**INSTRUCTIONS FOR THE TASK**
Wherever the string "subtitle" appears, copy the whole line.

Data records
/---

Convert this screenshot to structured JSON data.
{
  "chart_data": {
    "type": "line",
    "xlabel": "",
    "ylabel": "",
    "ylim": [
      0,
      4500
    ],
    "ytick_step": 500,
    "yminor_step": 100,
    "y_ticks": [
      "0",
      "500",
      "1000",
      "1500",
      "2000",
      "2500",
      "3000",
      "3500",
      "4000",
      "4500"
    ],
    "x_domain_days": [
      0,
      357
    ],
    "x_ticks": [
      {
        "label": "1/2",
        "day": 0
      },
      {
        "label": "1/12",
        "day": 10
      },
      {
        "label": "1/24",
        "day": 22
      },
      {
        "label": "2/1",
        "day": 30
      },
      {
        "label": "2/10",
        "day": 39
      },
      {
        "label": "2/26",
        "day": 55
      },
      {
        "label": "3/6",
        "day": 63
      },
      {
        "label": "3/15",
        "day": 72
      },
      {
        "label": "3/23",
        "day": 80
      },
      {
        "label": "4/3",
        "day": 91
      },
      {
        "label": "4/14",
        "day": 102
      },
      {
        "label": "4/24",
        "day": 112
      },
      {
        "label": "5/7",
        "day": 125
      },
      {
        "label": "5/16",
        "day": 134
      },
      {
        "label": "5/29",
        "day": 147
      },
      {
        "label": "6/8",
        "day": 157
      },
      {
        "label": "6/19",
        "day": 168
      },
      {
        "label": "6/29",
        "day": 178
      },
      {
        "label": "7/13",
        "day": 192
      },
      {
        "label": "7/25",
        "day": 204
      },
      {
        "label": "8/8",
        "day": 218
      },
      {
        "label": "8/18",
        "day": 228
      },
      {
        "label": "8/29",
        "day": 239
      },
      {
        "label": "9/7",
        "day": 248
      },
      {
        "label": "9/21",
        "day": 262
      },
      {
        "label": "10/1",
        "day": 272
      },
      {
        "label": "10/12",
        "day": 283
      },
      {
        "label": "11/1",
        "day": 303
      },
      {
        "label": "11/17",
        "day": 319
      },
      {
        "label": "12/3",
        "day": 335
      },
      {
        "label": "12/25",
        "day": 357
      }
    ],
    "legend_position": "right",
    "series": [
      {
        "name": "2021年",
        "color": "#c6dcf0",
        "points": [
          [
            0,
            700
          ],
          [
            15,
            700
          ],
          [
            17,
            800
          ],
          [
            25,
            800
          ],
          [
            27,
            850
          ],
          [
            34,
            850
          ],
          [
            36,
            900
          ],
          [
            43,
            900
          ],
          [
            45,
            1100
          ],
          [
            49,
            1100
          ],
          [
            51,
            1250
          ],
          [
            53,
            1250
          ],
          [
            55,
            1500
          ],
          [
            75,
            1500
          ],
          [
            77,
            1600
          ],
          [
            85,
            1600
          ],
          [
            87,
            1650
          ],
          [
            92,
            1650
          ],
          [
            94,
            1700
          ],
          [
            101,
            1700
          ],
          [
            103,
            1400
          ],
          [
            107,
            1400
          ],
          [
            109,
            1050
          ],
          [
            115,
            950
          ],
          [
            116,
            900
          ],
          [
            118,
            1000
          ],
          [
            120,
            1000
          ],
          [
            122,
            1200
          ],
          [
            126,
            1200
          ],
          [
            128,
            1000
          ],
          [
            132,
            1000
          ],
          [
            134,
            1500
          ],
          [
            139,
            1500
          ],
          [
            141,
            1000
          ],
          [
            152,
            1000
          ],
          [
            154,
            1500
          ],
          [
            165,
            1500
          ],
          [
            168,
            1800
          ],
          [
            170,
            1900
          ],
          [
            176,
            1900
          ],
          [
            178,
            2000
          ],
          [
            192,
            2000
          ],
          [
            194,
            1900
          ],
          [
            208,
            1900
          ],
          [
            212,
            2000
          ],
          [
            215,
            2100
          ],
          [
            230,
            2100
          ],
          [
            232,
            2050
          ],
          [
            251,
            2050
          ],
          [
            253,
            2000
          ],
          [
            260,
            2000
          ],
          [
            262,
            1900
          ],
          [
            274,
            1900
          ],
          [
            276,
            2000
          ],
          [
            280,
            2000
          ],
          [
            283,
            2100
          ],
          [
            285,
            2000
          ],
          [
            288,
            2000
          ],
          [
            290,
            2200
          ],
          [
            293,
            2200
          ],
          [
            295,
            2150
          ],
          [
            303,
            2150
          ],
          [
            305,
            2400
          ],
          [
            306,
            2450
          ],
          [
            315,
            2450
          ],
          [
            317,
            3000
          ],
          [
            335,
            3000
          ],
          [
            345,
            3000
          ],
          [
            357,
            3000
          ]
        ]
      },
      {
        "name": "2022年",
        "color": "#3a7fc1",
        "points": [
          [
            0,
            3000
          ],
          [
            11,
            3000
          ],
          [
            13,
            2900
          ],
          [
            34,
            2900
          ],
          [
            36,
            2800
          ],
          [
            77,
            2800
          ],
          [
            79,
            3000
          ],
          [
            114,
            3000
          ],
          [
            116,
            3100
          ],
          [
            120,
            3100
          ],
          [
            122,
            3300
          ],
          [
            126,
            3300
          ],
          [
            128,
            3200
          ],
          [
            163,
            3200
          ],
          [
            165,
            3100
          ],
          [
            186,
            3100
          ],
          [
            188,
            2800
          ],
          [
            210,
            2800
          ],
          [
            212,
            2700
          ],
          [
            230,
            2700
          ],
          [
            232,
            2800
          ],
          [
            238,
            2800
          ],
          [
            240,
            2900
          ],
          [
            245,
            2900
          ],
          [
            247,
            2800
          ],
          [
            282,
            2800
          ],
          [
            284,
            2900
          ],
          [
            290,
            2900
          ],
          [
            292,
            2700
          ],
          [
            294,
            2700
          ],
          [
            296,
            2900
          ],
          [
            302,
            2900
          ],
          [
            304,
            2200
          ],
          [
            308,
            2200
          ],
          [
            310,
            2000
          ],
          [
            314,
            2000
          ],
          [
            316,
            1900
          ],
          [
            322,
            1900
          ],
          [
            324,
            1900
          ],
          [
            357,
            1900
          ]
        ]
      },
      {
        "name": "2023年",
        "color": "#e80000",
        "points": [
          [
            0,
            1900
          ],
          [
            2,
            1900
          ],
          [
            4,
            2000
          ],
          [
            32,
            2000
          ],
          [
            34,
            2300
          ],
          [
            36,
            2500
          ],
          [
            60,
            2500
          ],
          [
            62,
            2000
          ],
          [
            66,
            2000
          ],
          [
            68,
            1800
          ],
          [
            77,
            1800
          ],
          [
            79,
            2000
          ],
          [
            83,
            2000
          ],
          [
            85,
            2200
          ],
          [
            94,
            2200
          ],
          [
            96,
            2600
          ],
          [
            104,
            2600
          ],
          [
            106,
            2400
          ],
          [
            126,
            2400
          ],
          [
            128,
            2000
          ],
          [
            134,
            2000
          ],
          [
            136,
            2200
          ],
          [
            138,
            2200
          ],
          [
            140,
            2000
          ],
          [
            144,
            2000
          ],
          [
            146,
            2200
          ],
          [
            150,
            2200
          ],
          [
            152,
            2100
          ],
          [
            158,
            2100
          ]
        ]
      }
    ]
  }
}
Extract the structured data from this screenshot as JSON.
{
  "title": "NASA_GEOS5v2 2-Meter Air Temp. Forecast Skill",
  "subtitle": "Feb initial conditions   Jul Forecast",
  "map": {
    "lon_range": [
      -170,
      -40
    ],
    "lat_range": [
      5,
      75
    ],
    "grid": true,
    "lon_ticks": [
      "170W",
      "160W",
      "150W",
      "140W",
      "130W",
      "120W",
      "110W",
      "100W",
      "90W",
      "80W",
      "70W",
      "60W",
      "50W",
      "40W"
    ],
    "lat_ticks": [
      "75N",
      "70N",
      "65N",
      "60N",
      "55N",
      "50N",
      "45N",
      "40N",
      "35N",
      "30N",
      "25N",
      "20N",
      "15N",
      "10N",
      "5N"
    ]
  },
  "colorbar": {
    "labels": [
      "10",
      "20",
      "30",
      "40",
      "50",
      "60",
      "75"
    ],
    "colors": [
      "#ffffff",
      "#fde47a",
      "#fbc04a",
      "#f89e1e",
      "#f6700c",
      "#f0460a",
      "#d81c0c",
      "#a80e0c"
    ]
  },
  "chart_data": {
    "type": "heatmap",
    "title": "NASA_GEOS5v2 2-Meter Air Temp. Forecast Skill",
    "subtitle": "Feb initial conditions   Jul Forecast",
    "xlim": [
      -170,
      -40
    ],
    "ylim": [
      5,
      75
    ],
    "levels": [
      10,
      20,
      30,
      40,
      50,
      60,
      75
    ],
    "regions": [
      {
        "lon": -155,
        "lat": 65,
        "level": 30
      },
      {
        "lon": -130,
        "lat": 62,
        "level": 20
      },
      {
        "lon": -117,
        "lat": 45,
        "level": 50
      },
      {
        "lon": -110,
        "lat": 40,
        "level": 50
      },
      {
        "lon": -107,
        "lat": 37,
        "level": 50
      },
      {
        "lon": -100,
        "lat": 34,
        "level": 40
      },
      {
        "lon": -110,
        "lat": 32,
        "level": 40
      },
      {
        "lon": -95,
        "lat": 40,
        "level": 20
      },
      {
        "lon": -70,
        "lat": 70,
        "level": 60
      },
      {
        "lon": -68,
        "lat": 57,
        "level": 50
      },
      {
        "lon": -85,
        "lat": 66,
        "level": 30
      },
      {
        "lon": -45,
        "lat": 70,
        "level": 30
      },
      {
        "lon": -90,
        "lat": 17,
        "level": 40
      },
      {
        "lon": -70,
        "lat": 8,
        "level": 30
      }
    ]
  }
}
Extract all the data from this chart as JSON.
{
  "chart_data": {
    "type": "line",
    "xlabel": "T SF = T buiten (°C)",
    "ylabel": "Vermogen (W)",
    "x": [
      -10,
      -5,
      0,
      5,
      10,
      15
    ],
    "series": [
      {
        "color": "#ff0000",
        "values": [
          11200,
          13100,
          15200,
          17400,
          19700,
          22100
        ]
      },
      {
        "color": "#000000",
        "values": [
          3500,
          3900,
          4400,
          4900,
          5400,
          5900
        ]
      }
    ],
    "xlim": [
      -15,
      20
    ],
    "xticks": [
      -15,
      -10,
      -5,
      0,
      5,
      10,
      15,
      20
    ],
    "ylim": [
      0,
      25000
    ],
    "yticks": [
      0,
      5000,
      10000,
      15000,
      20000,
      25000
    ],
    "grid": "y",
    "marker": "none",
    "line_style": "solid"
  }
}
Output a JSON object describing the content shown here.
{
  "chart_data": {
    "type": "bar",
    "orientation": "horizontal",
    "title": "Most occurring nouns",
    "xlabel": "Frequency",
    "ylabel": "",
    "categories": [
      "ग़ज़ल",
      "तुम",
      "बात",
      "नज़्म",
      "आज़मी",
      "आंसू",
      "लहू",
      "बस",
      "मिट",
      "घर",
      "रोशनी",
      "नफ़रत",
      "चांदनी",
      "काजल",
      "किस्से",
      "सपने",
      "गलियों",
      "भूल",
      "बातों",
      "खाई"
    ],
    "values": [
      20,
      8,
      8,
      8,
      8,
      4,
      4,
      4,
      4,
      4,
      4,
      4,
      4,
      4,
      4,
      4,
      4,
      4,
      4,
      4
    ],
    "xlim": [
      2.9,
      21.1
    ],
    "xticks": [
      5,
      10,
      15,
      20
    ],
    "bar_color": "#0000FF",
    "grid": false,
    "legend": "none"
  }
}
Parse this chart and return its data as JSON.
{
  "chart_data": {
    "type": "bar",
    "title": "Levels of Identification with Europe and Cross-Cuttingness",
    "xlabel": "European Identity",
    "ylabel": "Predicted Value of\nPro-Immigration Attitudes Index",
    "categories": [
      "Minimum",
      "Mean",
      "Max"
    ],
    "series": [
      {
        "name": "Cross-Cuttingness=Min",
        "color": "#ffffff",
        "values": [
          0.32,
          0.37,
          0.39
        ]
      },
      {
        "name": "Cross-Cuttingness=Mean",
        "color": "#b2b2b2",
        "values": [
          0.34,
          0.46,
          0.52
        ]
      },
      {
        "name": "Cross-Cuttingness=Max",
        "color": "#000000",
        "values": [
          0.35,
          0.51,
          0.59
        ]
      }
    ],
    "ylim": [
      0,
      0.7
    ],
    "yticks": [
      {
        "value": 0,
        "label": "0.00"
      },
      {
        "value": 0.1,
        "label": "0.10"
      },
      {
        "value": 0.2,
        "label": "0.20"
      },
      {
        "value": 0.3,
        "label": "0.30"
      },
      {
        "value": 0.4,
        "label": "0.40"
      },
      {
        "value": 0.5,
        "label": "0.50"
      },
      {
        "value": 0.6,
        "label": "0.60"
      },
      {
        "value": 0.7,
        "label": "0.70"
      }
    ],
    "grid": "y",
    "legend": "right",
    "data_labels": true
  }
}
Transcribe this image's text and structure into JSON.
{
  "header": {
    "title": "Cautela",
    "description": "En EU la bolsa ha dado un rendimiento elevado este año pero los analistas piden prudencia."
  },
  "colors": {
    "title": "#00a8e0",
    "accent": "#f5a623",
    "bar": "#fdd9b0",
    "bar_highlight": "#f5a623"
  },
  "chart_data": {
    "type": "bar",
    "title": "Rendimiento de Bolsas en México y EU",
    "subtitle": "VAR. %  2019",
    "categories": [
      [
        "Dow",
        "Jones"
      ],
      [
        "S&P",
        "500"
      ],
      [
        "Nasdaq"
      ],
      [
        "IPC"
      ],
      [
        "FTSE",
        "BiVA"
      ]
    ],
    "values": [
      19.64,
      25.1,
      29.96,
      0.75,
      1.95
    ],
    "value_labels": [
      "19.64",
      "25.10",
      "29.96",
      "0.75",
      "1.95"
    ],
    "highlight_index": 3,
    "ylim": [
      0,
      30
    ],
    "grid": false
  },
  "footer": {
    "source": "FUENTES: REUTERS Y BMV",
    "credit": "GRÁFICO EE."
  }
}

\---

**SOLUTION**
  "subtitle": "Feb initial conditions   Jul Forecast",
    "subtitle": "Feb initial conditions   Jul Forecast",
    "subtitle": "VAR. %  2019",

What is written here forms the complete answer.